--- Provided records ---
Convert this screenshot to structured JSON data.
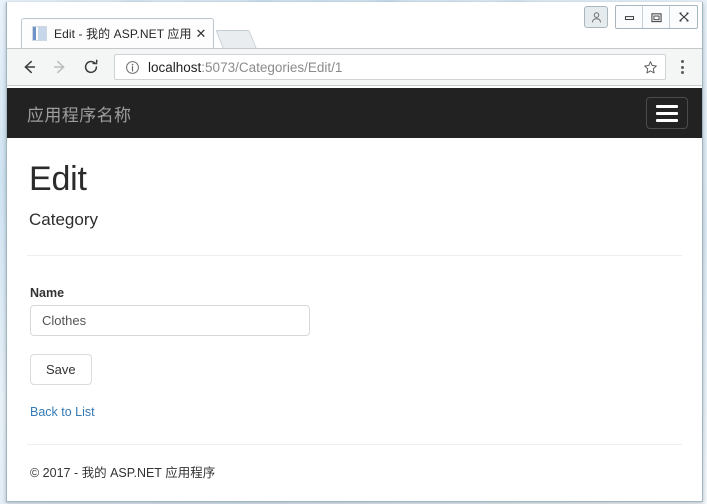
{
  "browser": {
    "tab": {
      "title": "Edit - 我的 ASP.NET 应用",
      "close_label": "✕",
      "favicon_name": "site-favicon"
    },
    "toolbar": {
      "back_label": "←",
      "forward_label": "→",
      "reload_label": "⟳",
      "info_label": "ⓘ",
      "url_host": "localhost",
      "url_path": ":5073/Categories/Edit/1",
      "url_full": "localhost:5073/Categories/Edit/1",
      "bookmark_label": "☆",
      "menu_label": "⋮"
    },
    "window_controls": {
      "profile_label": "◕",
      "minimize_label": "—",
      "maximize_label": "❐",
      "close_label": "✕"
    }
  },
  "page": {
    "navbar": {
      "brand": "应用程序名称",
      "toggle_name": "hamburger-icon"
    },
    "heading": "Edit",
    "subheading": "Category",
    "form": {
      "name_label": "Name",
      "name_value": "Clothes",
      "name_placeholder": "",
      "save_label": "Save"
    },
    "back_link": "Back to List",
    "footer": "© 2017 - 我的 ASP.NET 应用程序"
  },
  "colors": {
    "navbar_bg": "#222222",
    "brand_text": "#9d9d9d",
    "link": "#337ab7",
    "divider": "#eeeeee"
  }
}
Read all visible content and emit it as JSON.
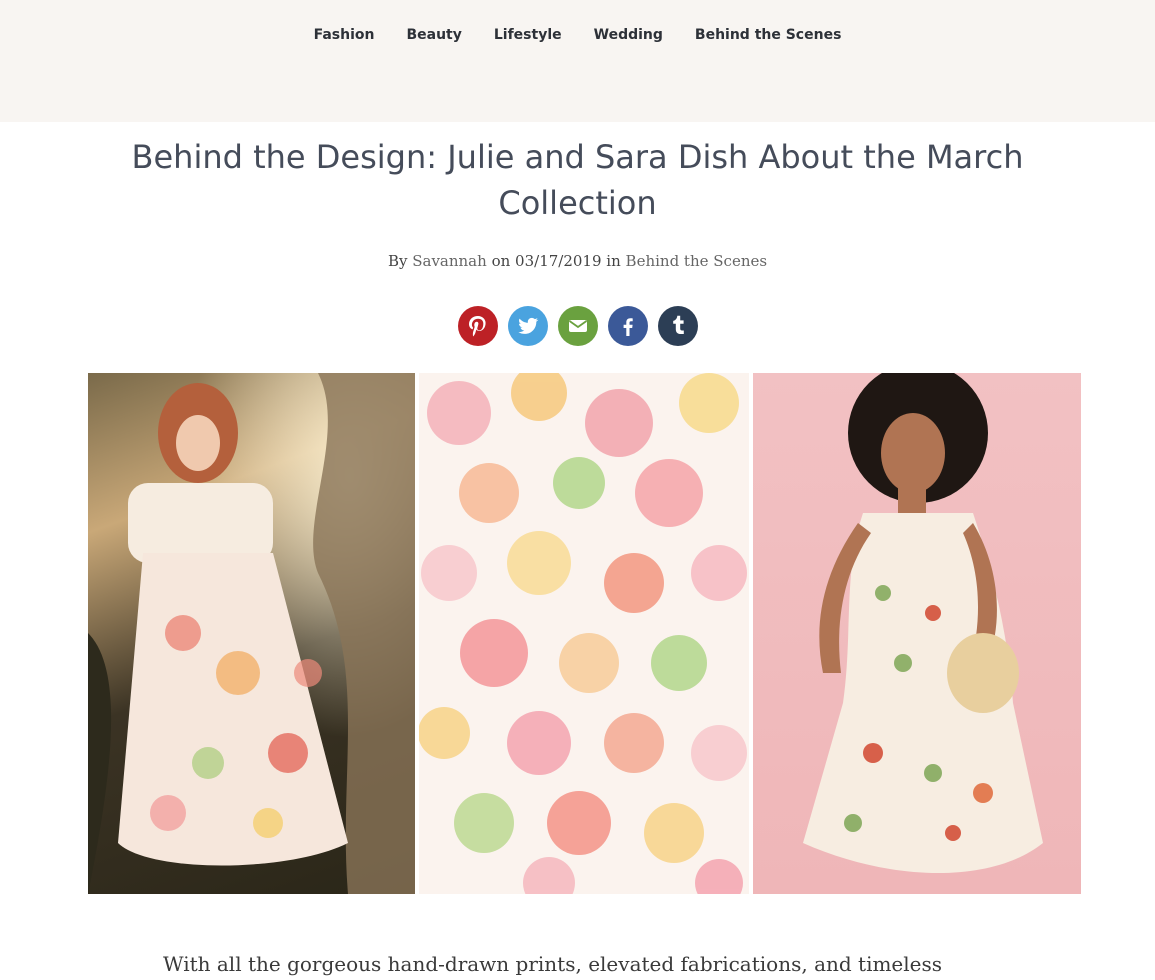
{
  "nav": {
    "items": [
      "Fashion",
      "Beauty",
      "Lifestyle",
      "Wedding",
      "Behind the Scenes"
    ]
  },
  "article": {
    "title": "Behind the Design: Julie and Sara Dish About the March Collection",
    "byline_by": "By",
    "author": "Savannah",
    "byline_on": "on",
    "date": "03/17/2019",
    "byline_in": "in",
    "category": "Behind the Scenes",
    "intro": "With all the gorgeous hand-drawn prints, elevated fabrications, and timeless"
  },
  "share": [
    {
      "icon": "pinterest-icon",
      "color": "#bd2126"
    },
    {
      "icon": "twitter-icon",
      "color": "#4aa3df"
    },
    {
      "icon": "email-icon",
      "color": "#6aa13f"
    },
    {
      "icon": "facebook-icon",
      "color": "#3b5998"
    },
    {
      "icon": "tumblr-icon",
      "color": "#2c3e55"
    }
  ]
}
---
What this task involves >>
Filter the listing above by the word "title"; copy each line that passes.

Reply to the task >>
      "title": "Edit - 我的 ASP.NET 应用",
    "title": "Behind the Design: Julie and Sara Dish About the March Collection",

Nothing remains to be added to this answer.